- _DOCUMENT SEGMENT_:

===

Further, the hydroxyl groups attracting each other by the hydrogen bond are dehydrated and condensed depending on a temperature condition and the like. As a result, bonding hands to which hydroxyl groups are bonded are bonded to each other in a manner to interpose oxygen atoms, at a contacting interface of the bonding film 15 and the substrate 20. Accordingly, it is inferred that the nozzle plate 80 and the substrate 20 are further strongly bonded to each other with the bonding film 15 interposed.

Here, the activated state of the surface of the bonding film 15 activated in the step [2A] above is temporally reduced. Therefore, the present step [2B] is preferably performed as soon as possible after completion of the previous step [2A]. Specifically, the step [2B] is preferably performed within 60 minutes after the completion of the step [2A], more preferably within 5 minutes. The surface of the bonding film 15 sufficiently keeps activated state within the periods of time, so that sufficient bonding strength can be obtained between the nozzle plate 80 and the substrate 20 when the nozzle plate 80 having the bonding film 15 and the substrate 20 are bonded to each other in the present step.

The bonding strength between the nozzle plate body 10 and the substrate 20 that are bonded to each other as above is preferably 5 MPa (50 kgf/cm2) or more, more preferably 10 MPa (100 kgf/cm2) or more. With such bonding strength, separation at the bonding interface can be sufficiently prevented. Accordingly, the head 1 having high reliability can be obtained.

Through the above-described steps, the head 1 is manufactured.

Further, a plasma polymerized film may be formed in a region, which is to contact with the nozzle plate 80, of the substrate 20 as well. That is, the plasma polymerized films are formed on both of the nozzle plate body 10 and the substrate 20.

===

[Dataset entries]

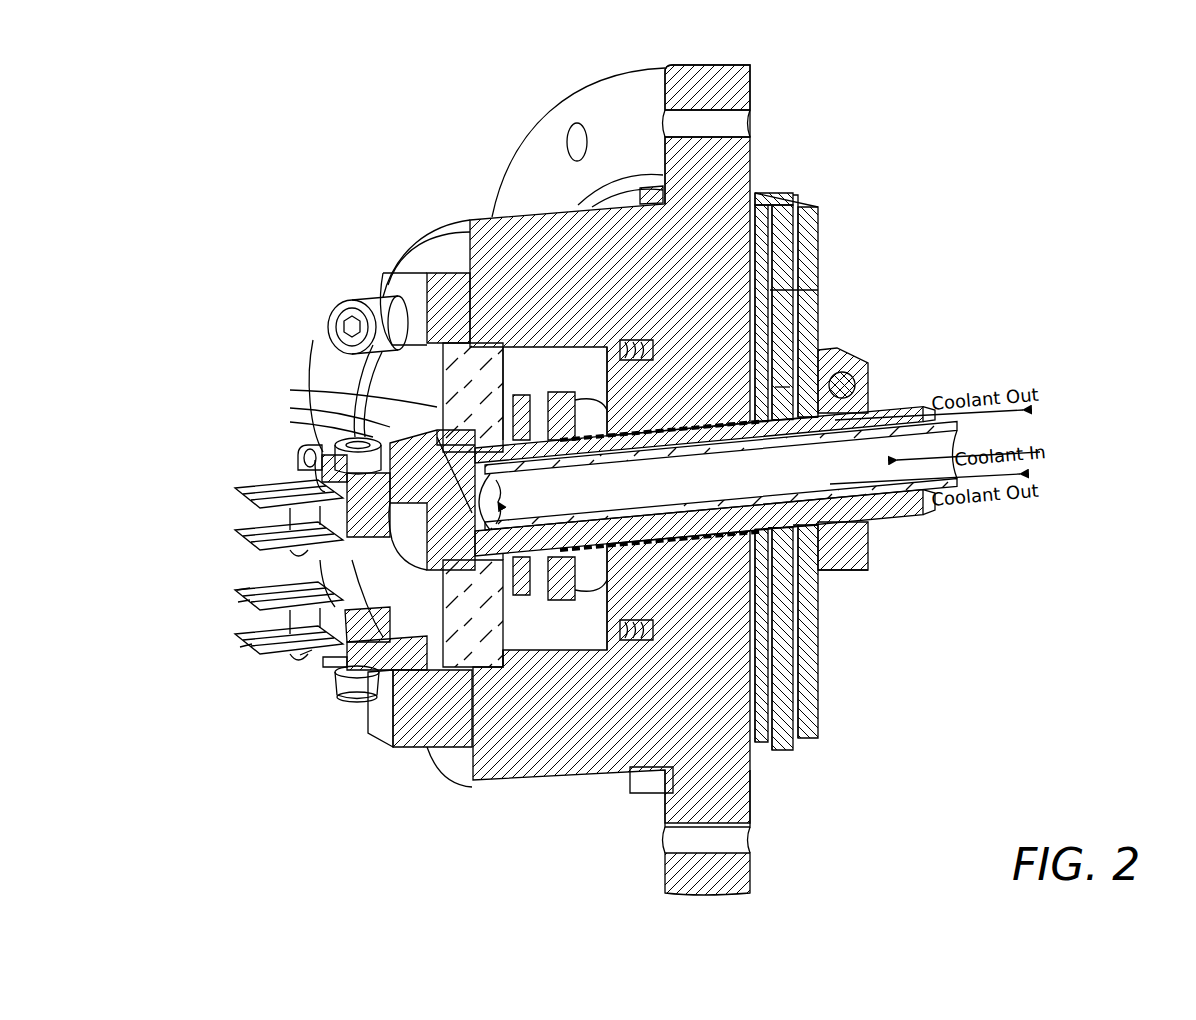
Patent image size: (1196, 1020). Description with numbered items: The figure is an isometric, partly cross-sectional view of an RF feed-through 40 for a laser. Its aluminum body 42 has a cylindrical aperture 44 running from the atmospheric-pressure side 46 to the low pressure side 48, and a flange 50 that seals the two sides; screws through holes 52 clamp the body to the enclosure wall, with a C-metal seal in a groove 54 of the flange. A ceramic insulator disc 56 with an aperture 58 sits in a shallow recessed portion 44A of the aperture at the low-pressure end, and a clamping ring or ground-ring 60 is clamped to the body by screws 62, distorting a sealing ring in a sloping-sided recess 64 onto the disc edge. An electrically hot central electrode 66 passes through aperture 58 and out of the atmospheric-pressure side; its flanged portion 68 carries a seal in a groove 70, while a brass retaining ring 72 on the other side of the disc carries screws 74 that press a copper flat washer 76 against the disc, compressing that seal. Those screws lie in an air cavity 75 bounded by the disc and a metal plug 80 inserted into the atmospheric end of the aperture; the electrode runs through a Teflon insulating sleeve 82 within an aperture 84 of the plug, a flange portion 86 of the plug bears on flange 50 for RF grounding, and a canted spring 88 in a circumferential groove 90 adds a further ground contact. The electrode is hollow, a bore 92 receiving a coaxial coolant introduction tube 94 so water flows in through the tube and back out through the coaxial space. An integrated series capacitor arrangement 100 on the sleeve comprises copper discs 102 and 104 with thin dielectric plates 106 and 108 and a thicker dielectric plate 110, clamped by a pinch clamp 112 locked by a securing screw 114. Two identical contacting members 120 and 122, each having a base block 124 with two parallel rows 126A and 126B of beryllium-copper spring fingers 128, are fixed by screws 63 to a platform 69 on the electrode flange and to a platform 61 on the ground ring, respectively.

The RF feed-through 40 is at (975, 148).
The feed-through body 42 is at (470, 212).
The cylindrical aperture 44 is at (547, 347).
The circumferentially-recessed portion of aperture 44A is at (483, 350).
The atmospheric-pressure side 46 is at (1034, 353).
The low pressure side 48 is at (82, 459).
The flange 50 is at (577, 100).
The holes 52 is at (560, 95).
The groove 54 is at (572, 126).
The ceramic insulator disc 56 is at (455, 440).
The aperture of ceramic disc 58 is at (380, 403).
The clamping ring or ground-ring 60 is at (325, 358).
The platform 61 is at (345, 700).
The screws 62 is at (337, 313).
The screws 63 is at (345, 447).
The sloping-sided recess 64 is at (480, 350).
The central electrode 66 is at (890, 517).
The flanged portion of electrode 68 is at (345, 432).
The platform 69 is at (300, 462).
The groove 70 is at (355, 432).
The retaining ring 72 is at (533, 620).
The screws 74 is at (597, 620).
The air cavity 75 is at (555, 498).
The flat washer 76 is at (513, 620).
The metal plug 80 is at (650, 640).
The Teflon insulating sleeve 82 is at (782, 750).
The aperture in plug 84 is at (805, 738).
The flange portion of plug 86 is at (762, 742).
The canted spring 88 is at (636, 642).
The circumferential groove 90 is at (678, 640).
The bore 92 is at (830, 510).
The coolant introduction tube 94 is at (900, 490).
The integrated series capacitor arrangement 100 is at (797, 200).
The copper disc 102 is at (818, 223).
The copper disc 104 is at (787, 268).
The thin dielectric plate 106 is at (795, 247).
The thin dielectric plate 108 is at (818, 290).
The thicker dielectric plate 110 is at (780, 387).
The pinch clamp 112 is at (867, 577).
The securing screw 114 is at (860, 380).
The contacting member 120 is at (215, 505).
The contacting member 122 is at (213, 628).
The base block 124 is at (373, 630).
The row of spring fingers 126A is at (237, 590).
The row of spring fingers 126B is at (245, 658).
The metal-spring fingers 128 is at (240, 602).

===

- _EXERCISES TO COMPLETE_:
- A) Decide whether each statement agrees with the nozzle plate bonding text, answering yes or no and quoting the deciding words of the text. (i) Step [2B] is preferably carried out within 60 minutes of finishing step [2A]. (ii) The preferred bonding strength between the nozzle plate body 10 and the substrate 20 is at most 5 MPa. (iii) A plasma polymerized film may be formed only on the nozzle plate body 10 and not on the substrate 20.
- B) In the nozzle plate bonding text, what bonding strength between the nozzle plate body 10 and the substrate 20 is described as more preferable?
- C) Write the next part of the nozzle plate bonding text, starting after its final sentence.
You can leave the listing aside; nothing here depends on it.

- _ANSWERS_:
- A)
(i) Yes: "the step [2B] is preferably performed within 60 minutes after the completion of the step [2A]"
(ii) No: "preferably 5 MPa (50 kgf/cm2) or more"
(iii) No: "a plasma polymerized film may be formed in a region, which is to contact with the nozzle plate 80, of the substrate 20 as well"

- B) 10 MPa (100 kgf/cm2) or more.

- C)
Third Embodiment

FIG. 12 is a diagram showing another structural example of a head of the embodiment. In the following description, the upper side in FIG. 12 is described as “upper”, while the lower side is described as “lower”.

In this head 1 shown in FIG. 12, the nozzle plate 80 and the substrate 20 are laminated together so as to tightly contact a bonding film 15 formed on the upper surface of the nozzle plate 80 and a bonding film 15 formed on the lower surface of the substrate 20, thus bonding (adhesively bonding) the nozzle plate 80 and the substrate 20.

In the similar manner, the substrate 20 and the sealing sheet 30 are laminated together in the head 1 shown in FIG. 12 so as to tightly contact a bonding film 25 formed on the upper surface of the substrate 20 and a bonding film 25 formed on the lower surface of the sealing sheet 30, thus bonding (adhesively bonding) the substrate 20 and the sealing sheet 30.

Further, the sealing sheet 30 and the vibrating plate 40 are laminated together so as to tightly contact a bonding film 35 formed on the upper surface of the sealing sheet 30 and a bonding film 35 formed on the lower surface of the vibrating plate 40, thus bonding (adhesively bonding) the sealing sheet 30 and the vibrating plate 40.

Further, the vibrating plate 40 and the piezoelectric element 50 are brought together so as to tightly contact a bonding film 45 a formed on the upper surface of the vibrating plate 40 and a bonding film 45 a formed on the lower surface of the piezoelectric element 50, thus bonding (adhesively bonding) the vibrating plate 40 and the piezoelectric element 50.

Furthermore, the vibrating plate 40 and the case head 60 are brought together so as to tightly contact a bonding film 45 b formed on the upper surface of the vibrating plate 40 and a bonding film 45 b formed on the lower surface of the case head 60, thus bonding (adhesively bonding) the vibrating plate 40 and the case head 60.

Here, in the present structural example, the bonding films 25, the bonding films 35, the bonding films 45 a, and the bonding films 45 b are plasma polymerized films that are similar to the bonding films 15.

In the head 1 having such structure, interfaces of respective components can be further strongly bonded to each other. Further, a material of an attached body (for example, the substrate, the nozzle plate, the sealing sheet, the vibrating plate, the piezoelectric element, the case head, and the like) of the head 1 hardly influences the bonding strength. Therefore, such reliable head 1 that respective components thereof are strongly bonded to each other can be obtained.

In this case, energy application is conducted to each of the bonding film 15 of the nozzle plate 80 and the bonding film 15 formed on the lower surface of the substrate 20, for example.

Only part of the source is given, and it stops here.